> _GOAL OF THE EXERCISE_
Isolate every line in the records below with "this" in it.

Dataset entries
***
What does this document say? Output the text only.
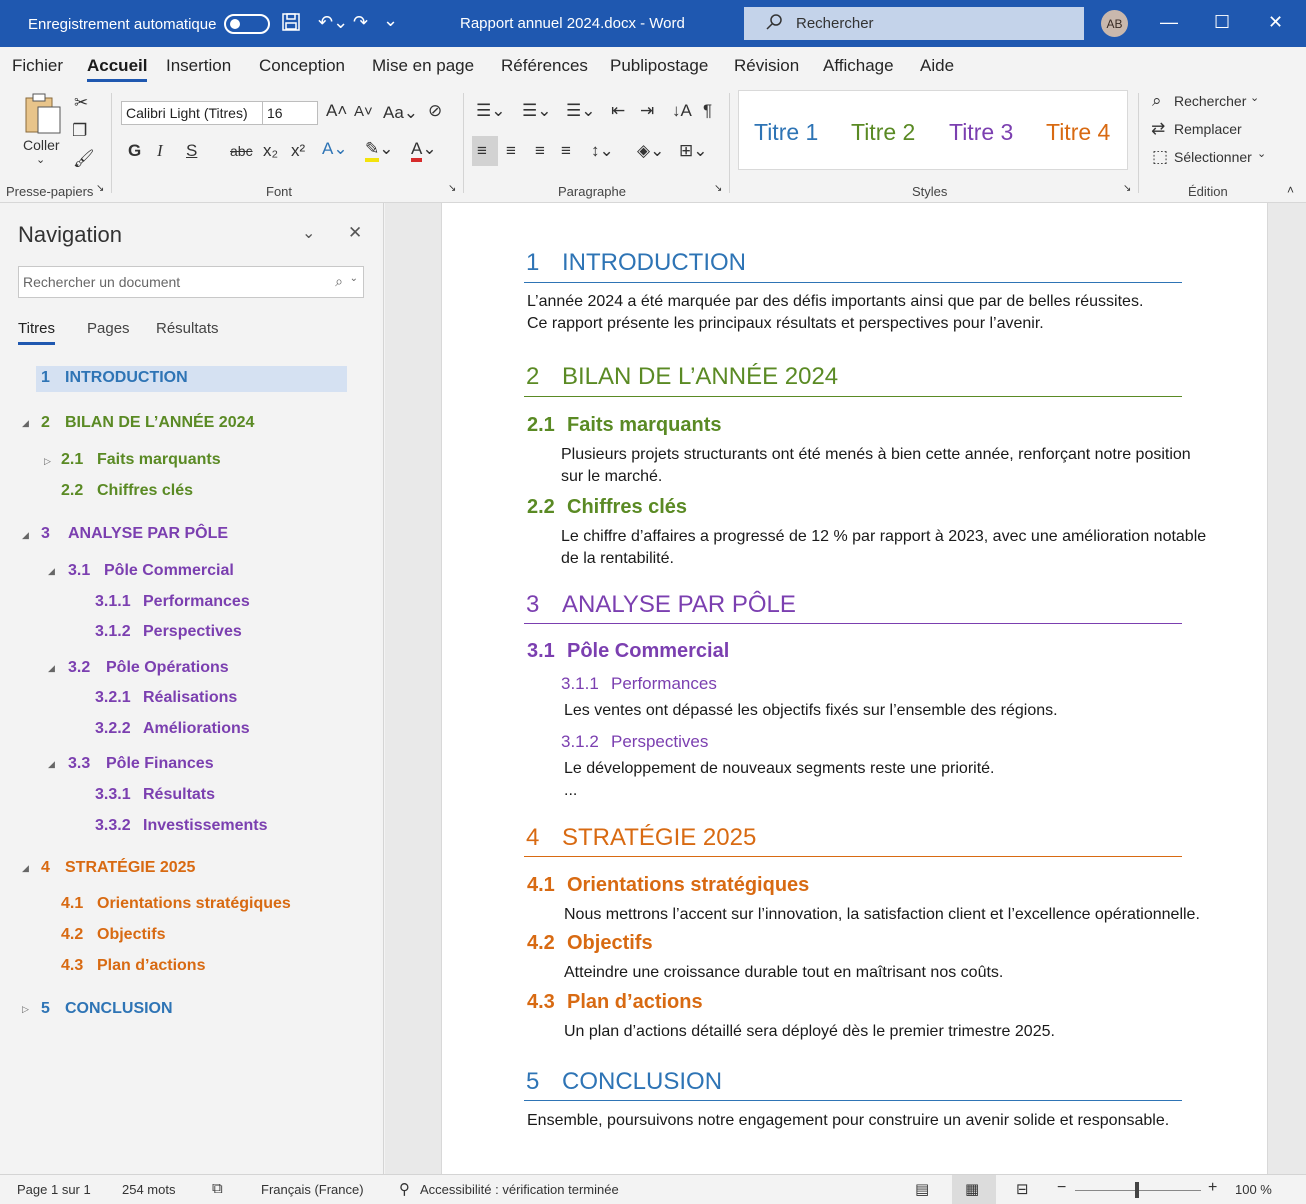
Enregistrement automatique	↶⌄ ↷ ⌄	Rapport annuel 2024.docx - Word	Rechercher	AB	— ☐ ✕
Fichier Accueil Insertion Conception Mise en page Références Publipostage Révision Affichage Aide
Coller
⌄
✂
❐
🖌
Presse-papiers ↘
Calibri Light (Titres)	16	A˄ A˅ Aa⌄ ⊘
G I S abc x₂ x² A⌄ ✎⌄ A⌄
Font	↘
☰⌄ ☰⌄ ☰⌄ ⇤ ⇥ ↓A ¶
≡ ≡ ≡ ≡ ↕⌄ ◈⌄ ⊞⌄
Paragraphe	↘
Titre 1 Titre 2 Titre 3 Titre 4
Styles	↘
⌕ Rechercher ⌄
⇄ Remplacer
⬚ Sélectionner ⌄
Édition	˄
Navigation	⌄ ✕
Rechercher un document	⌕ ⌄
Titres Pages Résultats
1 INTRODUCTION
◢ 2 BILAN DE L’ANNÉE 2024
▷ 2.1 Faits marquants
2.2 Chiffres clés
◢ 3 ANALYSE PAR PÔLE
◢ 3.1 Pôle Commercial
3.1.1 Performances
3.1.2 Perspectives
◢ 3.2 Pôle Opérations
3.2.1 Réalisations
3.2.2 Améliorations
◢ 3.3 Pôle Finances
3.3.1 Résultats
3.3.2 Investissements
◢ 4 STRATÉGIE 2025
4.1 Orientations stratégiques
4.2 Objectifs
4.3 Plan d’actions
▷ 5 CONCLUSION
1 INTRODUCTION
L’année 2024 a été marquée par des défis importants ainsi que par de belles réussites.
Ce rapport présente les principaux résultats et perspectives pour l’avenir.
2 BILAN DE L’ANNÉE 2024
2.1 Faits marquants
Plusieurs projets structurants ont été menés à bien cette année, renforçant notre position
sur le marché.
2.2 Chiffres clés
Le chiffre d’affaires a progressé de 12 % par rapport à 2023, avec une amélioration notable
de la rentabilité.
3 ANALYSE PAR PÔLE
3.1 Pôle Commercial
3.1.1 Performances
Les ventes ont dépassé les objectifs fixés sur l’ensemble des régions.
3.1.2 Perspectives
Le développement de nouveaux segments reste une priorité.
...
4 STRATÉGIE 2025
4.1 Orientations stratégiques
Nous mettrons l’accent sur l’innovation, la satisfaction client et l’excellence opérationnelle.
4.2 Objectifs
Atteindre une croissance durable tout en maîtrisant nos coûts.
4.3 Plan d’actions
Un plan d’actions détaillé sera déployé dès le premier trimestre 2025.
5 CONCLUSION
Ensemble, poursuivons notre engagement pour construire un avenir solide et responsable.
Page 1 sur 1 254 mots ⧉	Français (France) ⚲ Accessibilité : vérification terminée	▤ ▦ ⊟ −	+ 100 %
***
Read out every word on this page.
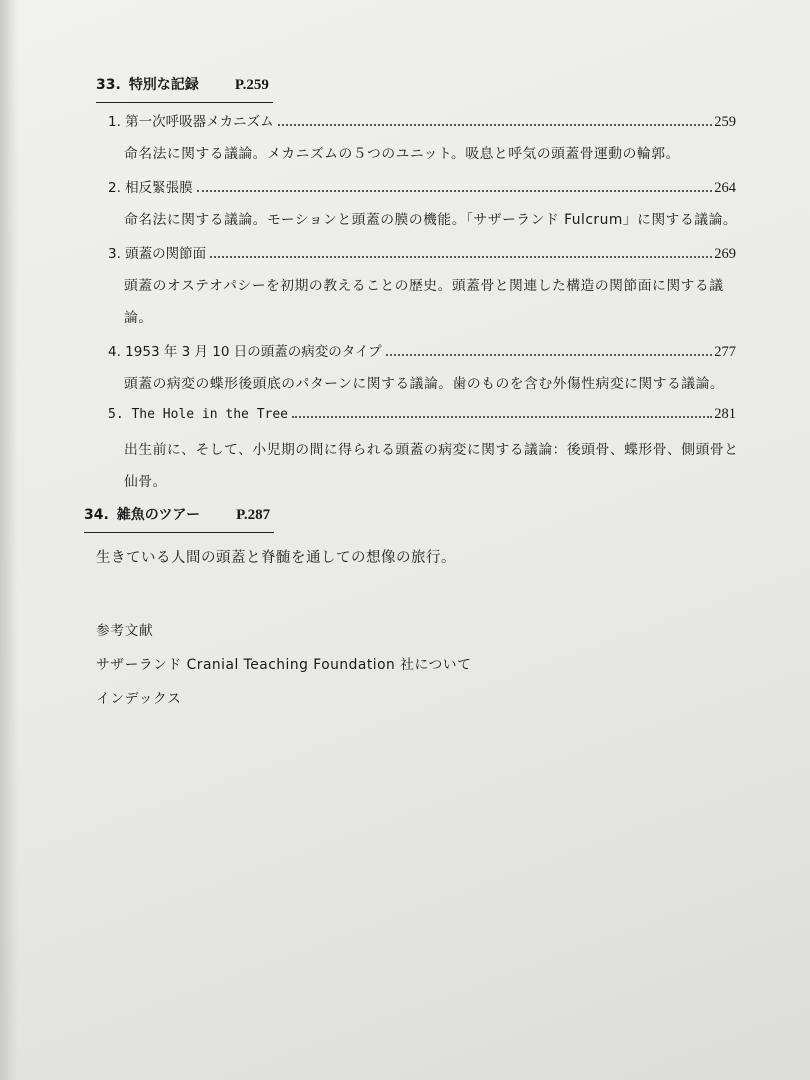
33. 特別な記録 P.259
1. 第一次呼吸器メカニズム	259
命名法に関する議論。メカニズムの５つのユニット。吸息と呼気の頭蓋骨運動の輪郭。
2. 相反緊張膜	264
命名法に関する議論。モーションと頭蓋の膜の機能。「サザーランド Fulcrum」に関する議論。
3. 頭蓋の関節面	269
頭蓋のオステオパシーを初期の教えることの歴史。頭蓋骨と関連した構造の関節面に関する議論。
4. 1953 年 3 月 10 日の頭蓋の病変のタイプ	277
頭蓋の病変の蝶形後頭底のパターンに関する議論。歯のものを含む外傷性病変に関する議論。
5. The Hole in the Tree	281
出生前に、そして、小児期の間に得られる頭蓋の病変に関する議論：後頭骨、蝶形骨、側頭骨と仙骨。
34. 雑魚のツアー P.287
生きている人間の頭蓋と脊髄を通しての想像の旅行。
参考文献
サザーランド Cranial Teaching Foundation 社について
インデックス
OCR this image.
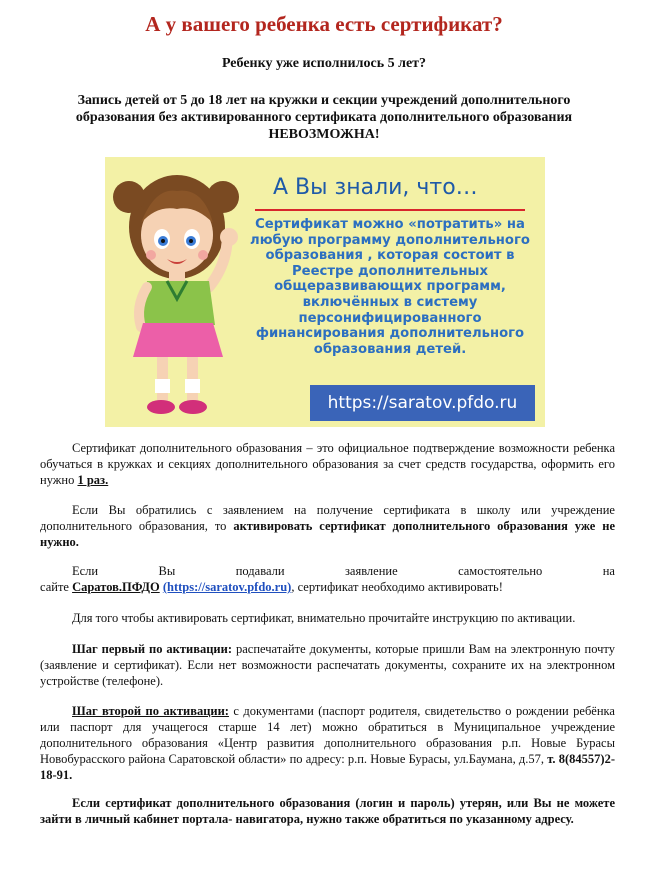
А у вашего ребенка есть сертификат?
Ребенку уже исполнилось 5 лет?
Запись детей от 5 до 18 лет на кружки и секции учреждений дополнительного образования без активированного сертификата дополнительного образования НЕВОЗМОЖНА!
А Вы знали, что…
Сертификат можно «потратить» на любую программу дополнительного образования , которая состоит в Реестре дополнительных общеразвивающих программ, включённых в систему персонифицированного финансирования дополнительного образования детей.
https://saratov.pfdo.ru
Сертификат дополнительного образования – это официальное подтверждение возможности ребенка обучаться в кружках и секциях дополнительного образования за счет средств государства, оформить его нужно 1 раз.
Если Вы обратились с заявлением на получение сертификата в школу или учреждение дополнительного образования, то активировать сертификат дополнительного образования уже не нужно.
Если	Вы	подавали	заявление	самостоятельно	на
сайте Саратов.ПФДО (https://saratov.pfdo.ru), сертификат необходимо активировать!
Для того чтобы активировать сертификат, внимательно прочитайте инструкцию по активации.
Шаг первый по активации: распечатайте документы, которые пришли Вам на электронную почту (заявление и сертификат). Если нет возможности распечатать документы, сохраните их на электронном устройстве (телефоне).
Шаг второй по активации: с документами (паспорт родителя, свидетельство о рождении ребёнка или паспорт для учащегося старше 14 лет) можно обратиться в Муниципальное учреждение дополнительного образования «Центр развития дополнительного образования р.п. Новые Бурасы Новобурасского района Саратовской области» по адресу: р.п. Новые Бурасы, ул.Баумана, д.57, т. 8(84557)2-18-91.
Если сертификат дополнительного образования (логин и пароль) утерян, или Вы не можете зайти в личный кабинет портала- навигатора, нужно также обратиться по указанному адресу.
***
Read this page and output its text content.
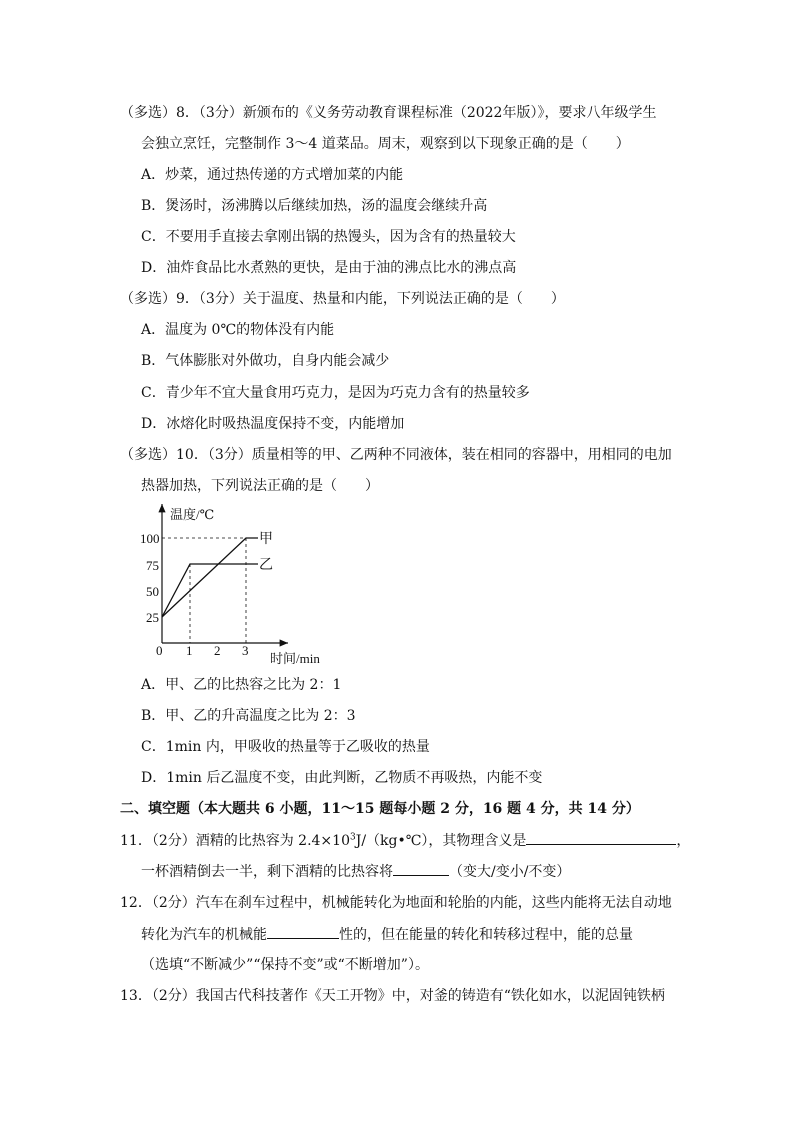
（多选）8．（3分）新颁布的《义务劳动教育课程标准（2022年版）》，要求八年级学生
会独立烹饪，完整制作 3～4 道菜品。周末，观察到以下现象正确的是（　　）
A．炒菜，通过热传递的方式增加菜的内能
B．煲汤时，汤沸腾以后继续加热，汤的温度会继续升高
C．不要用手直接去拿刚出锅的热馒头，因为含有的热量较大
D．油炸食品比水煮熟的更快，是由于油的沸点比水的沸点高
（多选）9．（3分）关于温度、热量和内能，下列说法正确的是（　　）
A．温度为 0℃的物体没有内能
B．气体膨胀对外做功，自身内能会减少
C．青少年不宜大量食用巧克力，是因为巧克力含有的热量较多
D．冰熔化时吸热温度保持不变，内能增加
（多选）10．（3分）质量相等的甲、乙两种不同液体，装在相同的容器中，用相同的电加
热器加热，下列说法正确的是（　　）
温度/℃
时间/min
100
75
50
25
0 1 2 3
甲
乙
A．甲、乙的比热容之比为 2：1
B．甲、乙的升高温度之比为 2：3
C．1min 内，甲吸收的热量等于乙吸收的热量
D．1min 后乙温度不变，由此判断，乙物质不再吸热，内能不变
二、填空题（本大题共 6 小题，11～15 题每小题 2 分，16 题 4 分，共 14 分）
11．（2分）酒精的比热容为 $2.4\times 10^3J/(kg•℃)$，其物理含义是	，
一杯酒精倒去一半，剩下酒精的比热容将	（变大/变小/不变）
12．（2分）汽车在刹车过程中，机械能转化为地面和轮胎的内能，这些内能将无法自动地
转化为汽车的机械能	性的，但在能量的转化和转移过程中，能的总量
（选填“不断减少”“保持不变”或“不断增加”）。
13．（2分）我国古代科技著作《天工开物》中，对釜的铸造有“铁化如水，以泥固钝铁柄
***
> _RIGHT ANSWER_
What does this document say? Output the text only.
Read out every word on this page.
OCR this image.
Read this page and output its text content.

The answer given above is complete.